-- BEGIN Records to process --
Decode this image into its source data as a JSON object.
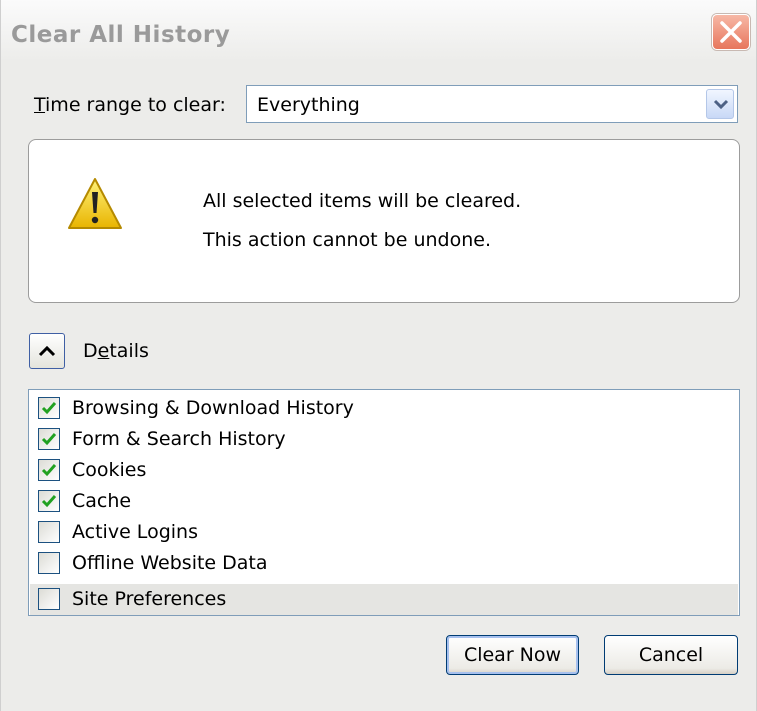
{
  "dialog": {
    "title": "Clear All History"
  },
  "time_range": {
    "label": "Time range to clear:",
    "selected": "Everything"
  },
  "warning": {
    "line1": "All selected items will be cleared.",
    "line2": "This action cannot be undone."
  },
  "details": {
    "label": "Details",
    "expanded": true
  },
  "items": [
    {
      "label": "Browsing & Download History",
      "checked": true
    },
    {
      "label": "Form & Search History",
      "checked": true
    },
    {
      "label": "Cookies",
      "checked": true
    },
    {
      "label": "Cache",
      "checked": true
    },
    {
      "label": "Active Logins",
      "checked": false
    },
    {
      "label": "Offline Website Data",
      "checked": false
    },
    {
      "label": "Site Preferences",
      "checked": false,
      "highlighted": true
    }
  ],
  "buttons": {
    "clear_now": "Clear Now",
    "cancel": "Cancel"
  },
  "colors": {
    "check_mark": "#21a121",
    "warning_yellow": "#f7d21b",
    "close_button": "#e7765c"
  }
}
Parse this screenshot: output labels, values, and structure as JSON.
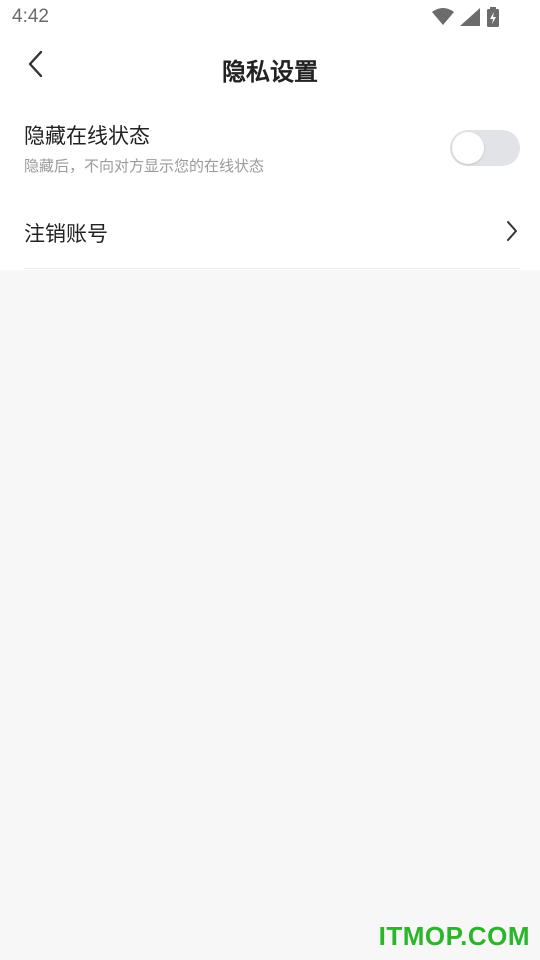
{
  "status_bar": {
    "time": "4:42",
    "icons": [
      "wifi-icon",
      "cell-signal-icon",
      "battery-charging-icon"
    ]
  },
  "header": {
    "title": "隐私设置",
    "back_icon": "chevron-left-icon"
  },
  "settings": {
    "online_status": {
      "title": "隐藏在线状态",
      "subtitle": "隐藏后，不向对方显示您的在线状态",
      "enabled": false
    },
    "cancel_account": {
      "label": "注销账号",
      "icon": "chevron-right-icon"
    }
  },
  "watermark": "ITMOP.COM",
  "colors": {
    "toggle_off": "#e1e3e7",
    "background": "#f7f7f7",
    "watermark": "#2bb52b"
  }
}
-- END Records to process --
◆ Problem requirements ◆
Each record above should be copied character for character, with pictures dropped.

◆ The reply ◆
Decode this image into its source data as a JSON object.
{
  "dialog": {
    "title": "Clear All History"
  },
  "time_range": {
    "label": "Time range to clear:",
    "selected": "Everything"
  },
  "warning": {
    "line1": "All selected items will be cleared.",
    "line2": "This action cannot be undone."
  },
  "details": {
    "label": "Details",
    "expanded": true
  },
  "items": [
    {
      "label": "Browsing & Download History",
      "checked": true
    },
    {
      "label": "Form & Search History",
      "checked": true
    },
    {
      "label": "Cookies",
      "checked": true
    },
    {
      "label": "Cache",
      "checked": true
    },
    {
      "label": "Active Logins",
      "checked": false
    },
    {
      "label": "Offline Website Data",
      "checked": false
    },
    {
      "label": "Site Preferences",
      "checked": false,
      "highlighted": true
    }
  ],
  "buttons": {
    "clear_now": "Clear Now",
    "cancel": "Cancel"
  },
  "colors": {
    "check_mark": "#21a121",
    "warning_yellow": "#f7d21b",
    "close_button": "#e7765c"
  }
}
Parse this screenshot: output labels, values, and structure as JSON.
{
  "status_bar": {
    "time": "4:42",
    "icons": [
      "wifi-icon",
      "cell-signal-icon",
      "battery-charging-icon"
    ]
  },
  "header": {
    "title": "隐私设置",
    "back_icon": "chevron-left-icon"
  },
  "settings": {
    "online_status": {
      "title": "隐藏在线状态",
      "subtitle": "隐藏后，不向对方显示您的在线状态",
      "enabled": false
    },
    "cancel_account": {
      "label": "注销账号",
      "icon": "chevron-right-icon"
    }
  },
  "watermark": "ITMOP.COM",
  "colors": {
    "toggle_off": "#e1e3e7",
    "background": "#f7f7f7",
    "watermark": "#2bb52b"
  }
}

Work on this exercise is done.